Objective
Using the listing below, report all lines holding the word "Hong".

(Figure content listings)
_ _ _ _ _
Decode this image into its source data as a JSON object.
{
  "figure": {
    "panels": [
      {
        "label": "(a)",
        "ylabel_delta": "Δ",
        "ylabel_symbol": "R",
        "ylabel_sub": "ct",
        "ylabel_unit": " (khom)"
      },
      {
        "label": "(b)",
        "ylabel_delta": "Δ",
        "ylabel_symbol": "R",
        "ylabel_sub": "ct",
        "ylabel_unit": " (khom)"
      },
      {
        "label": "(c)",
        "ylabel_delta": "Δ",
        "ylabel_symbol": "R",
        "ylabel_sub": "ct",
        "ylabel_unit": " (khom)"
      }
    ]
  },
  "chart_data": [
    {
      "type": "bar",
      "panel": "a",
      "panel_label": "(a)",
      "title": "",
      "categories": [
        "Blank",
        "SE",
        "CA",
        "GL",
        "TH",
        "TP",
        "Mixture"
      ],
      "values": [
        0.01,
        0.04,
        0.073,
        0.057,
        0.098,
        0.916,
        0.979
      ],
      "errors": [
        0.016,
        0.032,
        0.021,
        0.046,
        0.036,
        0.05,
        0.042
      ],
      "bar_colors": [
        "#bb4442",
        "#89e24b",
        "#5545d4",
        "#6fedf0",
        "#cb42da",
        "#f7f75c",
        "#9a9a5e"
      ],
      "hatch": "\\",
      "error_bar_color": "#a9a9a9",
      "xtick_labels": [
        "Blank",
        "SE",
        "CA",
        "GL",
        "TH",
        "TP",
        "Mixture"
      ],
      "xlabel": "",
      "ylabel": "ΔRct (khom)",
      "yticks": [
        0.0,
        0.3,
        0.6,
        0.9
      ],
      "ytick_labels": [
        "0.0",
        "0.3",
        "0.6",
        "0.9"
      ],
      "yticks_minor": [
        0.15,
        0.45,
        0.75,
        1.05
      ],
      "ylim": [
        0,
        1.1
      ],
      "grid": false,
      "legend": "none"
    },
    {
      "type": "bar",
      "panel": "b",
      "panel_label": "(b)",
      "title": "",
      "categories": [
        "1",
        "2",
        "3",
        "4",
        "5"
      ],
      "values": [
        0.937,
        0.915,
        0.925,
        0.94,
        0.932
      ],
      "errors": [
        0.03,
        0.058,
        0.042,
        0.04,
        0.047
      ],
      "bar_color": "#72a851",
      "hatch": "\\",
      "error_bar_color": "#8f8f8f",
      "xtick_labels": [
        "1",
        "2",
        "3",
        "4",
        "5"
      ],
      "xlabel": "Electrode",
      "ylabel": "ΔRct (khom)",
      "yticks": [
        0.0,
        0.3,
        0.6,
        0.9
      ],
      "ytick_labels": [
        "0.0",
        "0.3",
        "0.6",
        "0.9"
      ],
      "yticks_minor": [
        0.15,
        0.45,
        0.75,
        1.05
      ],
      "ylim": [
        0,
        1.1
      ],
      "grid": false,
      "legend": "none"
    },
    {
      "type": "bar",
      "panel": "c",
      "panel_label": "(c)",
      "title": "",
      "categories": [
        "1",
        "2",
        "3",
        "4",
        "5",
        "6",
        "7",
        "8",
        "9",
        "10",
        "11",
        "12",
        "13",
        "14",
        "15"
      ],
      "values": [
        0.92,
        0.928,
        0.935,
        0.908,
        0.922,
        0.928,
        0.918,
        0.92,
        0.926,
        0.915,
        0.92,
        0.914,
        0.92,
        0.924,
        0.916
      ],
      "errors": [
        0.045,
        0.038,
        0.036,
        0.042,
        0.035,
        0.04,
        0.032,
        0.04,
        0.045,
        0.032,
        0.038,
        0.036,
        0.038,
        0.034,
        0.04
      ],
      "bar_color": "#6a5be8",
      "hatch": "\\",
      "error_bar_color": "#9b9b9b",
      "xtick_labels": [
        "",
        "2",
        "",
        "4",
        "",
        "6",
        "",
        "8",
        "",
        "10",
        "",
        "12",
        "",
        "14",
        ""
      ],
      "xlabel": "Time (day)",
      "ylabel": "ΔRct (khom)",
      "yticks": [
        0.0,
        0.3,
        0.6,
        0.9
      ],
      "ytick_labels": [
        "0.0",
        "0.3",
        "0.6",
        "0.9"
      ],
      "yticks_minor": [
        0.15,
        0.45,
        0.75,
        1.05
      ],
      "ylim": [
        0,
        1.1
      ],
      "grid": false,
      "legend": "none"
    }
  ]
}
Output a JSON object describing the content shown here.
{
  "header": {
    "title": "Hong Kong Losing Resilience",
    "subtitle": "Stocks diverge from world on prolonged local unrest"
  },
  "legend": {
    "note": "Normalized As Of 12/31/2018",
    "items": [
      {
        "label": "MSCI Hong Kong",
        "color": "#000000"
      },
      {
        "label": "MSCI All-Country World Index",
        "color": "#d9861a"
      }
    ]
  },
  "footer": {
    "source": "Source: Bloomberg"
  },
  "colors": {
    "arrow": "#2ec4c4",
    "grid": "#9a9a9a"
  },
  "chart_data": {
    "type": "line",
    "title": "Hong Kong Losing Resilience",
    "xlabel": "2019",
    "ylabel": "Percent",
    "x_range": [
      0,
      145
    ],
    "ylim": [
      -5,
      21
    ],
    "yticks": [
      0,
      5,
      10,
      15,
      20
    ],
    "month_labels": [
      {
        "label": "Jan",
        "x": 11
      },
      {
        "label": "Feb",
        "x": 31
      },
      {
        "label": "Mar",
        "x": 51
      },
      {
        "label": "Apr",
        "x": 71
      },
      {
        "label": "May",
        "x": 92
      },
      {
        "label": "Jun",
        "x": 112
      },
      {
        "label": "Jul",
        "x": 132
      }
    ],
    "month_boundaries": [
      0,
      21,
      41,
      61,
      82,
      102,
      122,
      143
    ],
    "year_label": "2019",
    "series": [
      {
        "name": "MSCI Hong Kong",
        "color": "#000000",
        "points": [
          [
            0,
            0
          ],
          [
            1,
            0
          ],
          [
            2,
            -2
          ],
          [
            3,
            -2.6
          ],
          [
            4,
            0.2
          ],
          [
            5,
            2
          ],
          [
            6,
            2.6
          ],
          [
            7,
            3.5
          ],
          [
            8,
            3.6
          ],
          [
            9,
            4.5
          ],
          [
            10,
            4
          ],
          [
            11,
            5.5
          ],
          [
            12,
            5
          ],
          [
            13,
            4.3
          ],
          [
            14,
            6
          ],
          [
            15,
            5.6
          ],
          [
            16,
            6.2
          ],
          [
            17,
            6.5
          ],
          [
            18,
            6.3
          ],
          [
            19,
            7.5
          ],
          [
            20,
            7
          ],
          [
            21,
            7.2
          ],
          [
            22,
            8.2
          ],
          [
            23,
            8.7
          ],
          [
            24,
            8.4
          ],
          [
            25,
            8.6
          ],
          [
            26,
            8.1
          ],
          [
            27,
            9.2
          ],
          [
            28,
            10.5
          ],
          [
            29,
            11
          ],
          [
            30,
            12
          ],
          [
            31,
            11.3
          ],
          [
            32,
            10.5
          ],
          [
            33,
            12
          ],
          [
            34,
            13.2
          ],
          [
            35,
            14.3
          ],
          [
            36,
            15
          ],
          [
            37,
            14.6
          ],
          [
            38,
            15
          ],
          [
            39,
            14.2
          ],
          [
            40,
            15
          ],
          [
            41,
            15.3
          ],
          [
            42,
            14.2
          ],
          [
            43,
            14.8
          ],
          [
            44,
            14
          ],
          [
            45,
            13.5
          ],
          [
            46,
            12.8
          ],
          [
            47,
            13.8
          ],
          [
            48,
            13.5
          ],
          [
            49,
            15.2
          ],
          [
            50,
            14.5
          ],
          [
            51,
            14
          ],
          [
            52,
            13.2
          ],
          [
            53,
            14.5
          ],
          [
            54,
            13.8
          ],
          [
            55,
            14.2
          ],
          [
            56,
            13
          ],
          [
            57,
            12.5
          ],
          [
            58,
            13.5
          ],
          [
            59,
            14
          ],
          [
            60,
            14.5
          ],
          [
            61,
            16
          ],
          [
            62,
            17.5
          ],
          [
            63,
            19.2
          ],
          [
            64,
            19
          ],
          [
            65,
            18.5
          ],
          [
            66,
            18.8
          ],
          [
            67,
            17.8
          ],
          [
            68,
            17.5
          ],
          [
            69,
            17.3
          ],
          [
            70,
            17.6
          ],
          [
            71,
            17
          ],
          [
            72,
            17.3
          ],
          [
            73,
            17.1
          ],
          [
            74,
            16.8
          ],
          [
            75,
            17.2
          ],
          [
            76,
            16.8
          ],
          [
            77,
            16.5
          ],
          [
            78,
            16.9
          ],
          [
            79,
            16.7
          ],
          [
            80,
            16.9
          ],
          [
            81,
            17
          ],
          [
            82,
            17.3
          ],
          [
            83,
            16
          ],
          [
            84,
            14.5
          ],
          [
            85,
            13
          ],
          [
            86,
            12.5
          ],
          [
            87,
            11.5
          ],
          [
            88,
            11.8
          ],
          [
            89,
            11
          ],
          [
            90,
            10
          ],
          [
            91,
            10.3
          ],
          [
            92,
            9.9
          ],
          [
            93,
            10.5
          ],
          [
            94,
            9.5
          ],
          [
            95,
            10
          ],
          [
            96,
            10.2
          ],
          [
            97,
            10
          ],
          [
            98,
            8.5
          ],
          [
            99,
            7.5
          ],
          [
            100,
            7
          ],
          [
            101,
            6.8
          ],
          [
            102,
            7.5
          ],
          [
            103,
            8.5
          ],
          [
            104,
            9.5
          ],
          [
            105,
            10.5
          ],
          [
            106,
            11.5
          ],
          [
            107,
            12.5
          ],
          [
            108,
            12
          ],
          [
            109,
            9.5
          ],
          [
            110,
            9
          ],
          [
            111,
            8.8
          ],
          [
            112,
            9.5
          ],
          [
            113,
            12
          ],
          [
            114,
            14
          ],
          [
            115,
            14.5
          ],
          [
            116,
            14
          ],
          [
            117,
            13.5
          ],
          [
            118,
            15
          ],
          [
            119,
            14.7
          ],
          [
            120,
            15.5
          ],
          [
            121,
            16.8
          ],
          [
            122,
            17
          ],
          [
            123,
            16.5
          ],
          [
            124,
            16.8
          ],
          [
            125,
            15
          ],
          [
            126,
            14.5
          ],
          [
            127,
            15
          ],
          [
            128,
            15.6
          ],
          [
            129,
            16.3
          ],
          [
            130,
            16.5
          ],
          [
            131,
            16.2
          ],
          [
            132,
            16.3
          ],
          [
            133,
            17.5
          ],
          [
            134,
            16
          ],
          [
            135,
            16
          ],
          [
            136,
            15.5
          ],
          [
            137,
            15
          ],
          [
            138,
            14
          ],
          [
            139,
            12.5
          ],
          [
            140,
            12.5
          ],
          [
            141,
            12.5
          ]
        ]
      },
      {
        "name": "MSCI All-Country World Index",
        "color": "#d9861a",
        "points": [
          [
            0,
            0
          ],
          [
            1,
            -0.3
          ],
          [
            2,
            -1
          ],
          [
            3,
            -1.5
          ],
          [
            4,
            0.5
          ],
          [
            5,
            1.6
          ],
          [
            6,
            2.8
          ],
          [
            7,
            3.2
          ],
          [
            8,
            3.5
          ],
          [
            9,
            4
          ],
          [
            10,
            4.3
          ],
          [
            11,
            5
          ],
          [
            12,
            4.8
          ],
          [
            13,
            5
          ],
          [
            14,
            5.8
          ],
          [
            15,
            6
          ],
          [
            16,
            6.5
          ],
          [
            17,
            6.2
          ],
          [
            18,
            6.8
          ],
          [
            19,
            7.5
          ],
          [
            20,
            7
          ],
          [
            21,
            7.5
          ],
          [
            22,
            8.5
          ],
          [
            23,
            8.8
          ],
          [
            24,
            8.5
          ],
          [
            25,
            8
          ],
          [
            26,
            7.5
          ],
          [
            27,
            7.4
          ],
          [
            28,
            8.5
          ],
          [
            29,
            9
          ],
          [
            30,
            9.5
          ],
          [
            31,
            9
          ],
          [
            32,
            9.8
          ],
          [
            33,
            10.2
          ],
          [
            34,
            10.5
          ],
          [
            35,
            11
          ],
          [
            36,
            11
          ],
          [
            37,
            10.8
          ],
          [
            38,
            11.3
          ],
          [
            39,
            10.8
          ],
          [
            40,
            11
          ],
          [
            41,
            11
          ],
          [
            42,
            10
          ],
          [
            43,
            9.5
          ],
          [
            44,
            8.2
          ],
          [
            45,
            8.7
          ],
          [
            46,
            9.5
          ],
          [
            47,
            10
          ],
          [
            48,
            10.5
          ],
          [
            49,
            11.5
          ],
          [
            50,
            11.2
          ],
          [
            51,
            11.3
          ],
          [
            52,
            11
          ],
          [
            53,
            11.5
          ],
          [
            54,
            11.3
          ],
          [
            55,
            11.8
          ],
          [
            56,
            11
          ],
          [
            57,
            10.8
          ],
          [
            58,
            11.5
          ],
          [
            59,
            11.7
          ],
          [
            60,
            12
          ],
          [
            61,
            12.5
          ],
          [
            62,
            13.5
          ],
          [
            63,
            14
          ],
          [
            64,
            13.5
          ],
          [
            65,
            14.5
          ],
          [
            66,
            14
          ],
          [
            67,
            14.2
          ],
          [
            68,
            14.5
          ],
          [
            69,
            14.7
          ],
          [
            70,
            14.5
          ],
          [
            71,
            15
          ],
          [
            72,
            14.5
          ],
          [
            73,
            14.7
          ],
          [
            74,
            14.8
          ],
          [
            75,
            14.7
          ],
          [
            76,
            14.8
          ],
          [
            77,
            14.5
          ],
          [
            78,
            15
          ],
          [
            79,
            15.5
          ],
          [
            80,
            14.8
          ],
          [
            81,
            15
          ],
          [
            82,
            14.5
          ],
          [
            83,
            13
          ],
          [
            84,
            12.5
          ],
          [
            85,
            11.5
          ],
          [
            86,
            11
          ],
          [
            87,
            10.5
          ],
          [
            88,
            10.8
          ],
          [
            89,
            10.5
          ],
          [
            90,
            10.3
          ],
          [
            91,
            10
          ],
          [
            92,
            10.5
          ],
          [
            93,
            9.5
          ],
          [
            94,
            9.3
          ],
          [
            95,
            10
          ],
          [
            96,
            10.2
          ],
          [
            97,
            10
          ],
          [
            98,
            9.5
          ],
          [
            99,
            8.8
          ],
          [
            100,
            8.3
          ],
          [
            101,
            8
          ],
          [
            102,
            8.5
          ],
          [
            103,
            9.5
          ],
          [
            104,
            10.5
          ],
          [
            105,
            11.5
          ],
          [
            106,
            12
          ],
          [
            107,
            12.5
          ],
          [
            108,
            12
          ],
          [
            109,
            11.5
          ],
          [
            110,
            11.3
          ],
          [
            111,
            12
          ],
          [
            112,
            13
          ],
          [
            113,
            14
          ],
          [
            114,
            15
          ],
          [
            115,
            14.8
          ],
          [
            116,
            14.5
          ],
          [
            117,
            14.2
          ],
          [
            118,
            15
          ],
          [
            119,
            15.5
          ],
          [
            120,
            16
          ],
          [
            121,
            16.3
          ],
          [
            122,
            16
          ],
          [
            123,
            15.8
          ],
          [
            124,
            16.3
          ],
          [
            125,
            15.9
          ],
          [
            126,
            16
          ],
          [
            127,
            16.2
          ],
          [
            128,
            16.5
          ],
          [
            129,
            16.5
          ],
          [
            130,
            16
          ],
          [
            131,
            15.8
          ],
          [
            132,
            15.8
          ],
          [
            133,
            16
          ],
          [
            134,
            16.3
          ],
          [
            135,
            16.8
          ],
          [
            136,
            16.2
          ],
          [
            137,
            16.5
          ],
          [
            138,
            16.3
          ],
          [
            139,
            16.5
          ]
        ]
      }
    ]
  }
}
_ _ _ _ _
Task solution
    "title": "Hong Kong Losing Resilience",
        "label": "MSCI Hong Kong",
    "title": "Hong Kong Losing Resilience",
        "name": "MSCI Hong Kong",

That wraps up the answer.